▶ **What is expected**:
Search the records for "structure" and copy each line that holds it.

▶ **Supplied data**:
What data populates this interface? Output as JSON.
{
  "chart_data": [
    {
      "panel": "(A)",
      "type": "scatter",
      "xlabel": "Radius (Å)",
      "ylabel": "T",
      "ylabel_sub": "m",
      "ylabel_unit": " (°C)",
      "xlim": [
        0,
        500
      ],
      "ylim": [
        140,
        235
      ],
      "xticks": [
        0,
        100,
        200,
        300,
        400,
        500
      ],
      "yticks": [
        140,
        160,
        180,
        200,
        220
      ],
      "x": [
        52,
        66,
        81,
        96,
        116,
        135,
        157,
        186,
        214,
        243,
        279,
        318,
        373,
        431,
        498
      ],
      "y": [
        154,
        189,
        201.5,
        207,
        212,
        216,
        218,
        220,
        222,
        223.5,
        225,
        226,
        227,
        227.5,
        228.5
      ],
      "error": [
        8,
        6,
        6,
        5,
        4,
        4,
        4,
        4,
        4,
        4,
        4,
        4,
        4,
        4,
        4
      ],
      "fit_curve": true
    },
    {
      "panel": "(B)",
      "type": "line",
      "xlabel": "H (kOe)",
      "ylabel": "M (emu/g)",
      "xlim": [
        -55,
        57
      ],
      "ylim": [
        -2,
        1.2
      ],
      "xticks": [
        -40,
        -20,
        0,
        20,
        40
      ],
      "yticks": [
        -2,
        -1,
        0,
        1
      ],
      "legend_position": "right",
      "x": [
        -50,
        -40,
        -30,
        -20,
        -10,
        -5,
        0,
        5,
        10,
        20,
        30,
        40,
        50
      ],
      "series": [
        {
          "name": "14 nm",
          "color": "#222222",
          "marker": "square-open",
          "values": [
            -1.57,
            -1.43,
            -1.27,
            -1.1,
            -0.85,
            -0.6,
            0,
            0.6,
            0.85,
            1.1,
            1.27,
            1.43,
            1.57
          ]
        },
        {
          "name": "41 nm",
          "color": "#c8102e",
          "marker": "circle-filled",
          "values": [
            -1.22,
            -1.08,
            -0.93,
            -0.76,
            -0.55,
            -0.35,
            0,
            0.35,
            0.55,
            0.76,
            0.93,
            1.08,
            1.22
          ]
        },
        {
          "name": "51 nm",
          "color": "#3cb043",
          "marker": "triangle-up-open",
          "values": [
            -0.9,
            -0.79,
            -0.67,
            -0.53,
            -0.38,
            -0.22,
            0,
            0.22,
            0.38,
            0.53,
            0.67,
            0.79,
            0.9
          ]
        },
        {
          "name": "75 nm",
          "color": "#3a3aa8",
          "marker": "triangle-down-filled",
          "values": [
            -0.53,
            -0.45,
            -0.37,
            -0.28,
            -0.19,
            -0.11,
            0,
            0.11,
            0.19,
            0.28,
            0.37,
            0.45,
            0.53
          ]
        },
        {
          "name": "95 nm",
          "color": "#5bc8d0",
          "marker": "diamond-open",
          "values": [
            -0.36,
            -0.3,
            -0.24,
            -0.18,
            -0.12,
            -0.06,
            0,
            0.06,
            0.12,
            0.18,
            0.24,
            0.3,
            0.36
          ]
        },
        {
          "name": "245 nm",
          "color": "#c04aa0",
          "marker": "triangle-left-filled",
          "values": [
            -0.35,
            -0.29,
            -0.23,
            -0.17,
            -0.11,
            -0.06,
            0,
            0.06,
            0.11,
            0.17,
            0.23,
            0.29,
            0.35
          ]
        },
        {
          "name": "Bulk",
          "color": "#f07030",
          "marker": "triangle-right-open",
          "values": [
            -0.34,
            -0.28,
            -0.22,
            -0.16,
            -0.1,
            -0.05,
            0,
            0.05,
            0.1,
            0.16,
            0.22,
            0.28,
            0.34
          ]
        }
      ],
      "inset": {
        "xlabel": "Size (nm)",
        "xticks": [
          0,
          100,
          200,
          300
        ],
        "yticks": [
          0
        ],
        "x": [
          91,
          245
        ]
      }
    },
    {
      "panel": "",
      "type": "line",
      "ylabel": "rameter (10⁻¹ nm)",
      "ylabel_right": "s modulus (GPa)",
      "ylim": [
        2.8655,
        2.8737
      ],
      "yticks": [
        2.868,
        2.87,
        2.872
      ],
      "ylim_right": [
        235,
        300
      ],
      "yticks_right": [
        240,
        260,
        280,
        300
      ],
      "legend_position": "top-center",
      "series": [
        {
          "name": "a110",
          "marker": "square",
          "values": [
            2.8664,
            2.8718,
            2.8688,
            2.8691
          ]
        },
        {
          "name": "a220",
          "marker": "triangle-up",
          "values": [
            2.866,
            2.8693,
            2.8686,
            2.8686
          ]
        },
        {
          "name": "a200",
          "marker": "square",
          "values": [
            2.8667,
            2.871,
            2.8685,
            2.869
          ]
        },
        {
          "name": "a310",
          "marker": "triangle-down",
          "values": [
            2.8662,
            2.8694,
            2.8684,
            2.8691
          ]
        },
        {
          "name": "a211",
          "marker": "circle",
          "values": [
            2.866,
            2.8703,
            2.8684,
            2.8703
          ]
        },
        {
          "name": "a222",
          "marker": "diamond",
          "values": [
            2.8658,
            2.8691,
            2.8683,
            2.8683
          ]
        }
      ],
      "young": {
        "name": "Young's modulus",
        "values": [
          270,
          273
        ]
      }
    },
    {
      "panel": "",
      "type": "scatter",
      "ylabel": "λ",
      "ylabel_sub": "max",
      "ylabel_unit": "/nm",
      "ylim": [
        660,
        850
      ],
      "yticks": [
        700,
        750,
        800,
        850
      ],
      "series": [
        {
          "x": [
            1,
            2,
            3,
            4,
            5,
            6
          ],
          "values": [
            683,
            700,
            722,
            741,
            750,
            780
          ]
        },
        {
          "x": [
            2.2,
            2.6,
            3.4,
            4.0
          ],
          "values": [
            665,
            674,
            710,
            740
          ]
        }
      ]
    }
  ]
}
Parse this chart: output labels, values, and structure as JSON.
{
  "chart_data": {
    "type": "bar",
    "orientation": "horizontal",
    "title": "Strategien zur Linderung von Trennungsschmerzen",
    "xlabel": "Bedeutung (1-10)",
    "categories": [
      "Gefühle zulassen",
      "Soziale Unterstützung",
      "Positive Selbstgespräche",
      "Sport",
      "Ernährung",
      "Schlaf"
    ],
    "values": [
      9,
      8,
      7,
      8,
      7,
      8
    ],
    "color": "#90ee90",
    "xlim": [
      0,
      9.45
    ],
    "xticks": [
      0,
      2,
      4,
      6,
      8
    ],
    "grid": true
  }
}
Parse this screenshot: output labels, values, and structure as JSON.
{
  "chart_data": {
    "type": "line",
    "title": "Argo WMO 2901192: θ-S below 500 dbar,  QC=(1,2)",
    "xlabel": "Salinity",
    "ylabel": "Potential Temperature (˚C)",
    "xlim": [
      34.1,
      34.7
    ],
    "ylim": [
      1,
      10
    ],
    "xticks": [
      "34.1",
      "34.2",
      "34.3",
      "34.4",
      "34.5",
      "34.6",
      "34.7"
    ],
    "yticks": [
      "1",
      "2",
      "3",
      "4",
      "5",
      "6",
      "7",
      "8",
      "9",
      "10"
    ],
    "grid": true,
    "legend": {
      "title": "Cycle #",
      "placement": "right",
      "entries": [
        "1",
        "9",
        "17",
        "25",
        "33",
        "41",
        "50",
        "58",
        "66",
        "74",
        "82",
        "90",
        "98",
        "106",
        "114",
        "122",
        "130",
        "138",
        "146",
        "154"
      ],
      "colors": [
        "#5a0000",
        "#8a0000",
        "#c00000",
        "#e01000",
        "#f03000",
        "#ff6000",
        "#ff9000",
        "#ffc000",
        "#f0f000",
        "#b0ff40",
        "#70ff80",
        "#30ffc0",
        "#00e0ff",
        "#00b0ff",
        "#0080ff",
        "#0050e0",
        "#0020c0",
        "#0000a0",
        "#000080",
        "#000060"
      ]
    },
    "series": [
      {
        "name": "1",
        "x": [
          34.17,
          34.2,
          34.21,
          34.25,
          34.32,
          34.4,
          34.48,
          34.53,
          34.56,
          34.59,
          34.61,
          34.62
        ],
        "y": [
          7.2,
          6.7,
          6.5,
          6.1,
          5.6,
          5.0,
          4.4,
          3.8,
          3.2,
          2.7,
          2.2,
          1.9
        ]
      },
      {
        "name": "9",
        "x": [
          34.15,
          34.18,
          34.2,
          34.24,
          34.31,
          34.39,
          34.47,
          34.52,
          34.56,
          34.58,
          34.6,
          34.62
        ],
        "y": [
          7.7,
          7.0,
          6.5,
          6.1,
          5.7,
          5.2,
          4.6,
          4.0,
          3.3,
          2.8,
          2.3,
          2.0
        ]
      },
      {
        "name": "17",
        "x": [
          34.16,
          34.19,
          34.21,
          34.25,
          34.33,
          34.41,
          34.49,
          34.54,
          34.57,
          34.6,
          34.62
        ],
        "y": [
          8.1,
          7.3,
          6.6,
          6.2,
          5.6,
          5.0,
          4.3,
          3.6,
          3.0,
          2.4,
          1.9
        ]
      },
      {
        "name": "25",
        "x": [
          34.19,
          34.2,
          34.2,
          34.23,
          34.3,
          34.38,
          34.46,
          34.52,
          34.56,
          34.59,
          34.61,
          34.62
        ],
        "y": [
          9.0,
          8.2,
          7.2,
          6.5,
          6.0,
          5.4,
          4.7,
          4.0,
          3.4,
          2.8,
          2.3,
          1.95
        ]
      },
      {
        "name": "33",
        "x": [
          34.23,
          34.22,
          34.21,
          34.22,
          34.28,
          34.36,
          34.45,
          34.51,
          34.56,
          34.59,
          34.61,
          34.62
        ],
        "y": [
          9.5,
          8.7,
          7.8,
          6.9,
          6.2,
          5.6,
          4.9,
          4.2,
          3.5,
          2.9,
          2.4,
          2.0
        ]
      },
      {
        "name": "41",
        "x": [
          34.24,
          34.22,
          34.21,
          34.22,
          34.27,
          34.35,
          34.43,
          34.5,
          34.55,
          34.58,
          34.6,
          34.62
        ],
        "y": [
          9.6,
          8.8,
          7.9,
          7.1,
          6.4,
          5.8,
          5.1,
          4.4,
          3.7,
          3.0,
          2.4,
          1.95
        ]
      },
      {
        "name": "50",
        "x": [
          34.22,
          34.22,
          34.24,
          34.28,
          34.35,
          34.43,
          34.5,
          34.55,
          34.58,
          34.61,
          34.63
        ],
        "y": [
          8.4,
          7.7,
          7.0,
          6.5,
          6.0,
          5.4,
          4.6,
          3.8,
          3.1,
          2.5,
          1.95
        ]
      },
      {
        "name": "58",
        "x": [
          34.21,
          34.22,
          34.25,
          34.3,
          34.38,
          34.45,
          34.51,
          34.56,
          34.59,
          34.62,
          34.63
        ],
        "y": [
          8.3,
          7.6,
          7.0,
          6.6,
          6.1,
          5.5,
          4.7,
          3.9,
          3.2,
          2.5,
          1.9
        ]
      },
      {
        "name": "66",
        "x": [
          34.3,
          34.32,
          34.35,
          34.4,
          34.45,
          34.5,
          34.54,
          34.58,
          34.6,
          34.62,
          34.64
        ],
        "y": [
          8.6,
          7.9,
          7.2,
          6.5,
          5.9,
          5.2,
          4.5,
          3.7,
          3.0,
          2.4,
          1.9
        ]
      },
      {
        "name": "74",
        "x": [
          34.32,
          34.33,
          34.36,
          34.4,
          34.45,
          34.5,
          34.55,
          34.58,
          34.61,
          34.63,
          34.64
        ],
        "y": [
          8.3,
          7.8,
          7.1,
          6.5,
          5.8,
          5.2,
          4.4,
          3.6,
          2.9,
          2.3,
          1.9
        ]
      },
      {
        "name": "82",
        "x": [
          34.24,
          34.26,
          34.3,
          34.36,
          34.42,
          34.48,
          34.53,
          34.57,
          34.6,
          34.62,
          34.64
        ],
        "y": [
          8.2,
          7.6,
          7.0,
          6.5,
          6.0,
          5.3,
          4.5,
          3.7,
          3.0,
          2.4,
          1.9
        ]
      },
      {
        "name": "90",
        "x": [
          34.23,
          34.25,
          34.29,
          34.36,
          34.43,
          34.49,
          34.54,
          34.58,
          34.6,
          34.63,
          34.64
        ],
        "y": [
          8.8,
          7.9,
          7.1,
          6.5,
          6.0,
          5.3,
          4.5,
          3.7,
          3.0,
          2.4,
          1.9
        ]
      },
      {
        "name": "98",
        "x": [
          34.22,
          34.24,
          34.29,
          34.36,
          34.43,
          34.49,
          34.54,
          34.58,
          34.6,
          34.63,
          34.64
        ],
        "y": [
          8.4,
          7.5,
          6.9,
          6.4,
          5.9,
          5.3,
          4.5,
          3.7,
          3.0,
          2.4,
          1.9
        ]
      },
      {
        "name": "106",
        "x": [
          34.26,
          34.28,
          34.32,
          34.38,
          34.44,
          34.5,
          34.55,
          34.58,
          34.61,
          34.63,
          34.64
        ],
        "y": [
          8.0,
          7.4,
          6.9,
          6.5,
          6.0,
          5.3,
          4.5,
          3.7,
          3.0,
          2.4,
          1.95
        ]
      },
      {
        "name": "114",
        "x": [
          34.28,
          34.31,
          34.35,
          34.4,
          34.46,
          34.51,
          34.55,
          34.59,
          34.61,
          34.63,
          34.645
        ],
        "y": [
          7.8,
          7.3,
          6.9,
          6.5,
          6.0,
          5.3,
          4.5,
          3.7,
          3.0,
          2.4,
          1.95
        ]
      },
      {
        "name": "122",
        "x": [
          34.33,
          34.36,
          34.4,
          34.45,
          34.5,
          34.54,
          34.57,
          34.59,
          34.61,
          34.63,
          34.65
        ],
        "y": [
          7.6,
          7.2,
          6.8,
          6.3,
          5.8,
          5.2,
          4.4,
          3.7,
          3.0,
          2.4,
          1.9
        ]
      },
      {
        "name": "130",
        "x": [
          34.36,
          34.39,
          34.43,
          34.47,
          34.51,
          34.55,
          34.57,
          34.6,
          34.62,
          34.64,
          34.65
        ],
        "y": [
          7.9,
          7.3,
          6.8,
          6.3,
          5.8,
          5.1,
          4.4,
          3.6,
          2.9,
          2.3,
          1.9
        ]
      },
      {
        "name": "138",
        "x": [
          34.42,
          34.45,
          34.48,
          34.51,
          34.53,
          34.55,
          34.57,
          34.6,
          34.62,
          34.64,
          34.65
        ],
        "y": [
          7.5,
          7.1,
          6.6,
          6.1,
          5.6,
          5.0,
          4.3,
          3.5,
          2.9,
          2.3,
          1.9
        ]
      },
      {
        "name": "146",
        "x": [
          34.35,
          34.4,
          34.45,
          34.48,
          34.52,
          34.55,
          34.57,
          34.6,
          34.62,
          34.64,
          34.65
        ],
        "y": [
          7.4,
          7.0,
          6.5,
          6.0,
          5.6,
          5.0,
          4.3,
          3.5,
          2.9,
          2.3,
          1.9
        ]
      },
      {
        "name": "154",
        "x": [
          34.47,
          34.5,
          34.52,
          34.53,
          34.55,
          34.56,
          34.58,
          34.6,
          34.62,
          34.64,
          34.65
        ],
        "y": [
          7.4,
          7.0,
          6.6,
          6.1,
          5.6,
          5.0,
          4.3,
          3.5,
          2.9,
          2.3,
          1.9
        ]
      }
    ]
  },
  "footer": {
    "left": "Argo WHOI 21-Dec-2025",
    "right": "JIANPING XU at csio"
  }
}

▶ **Response**:
Parse this chart: output labels, values, and structure as JSON.
Parse this screenshot: output labels, values, and structure as JSON.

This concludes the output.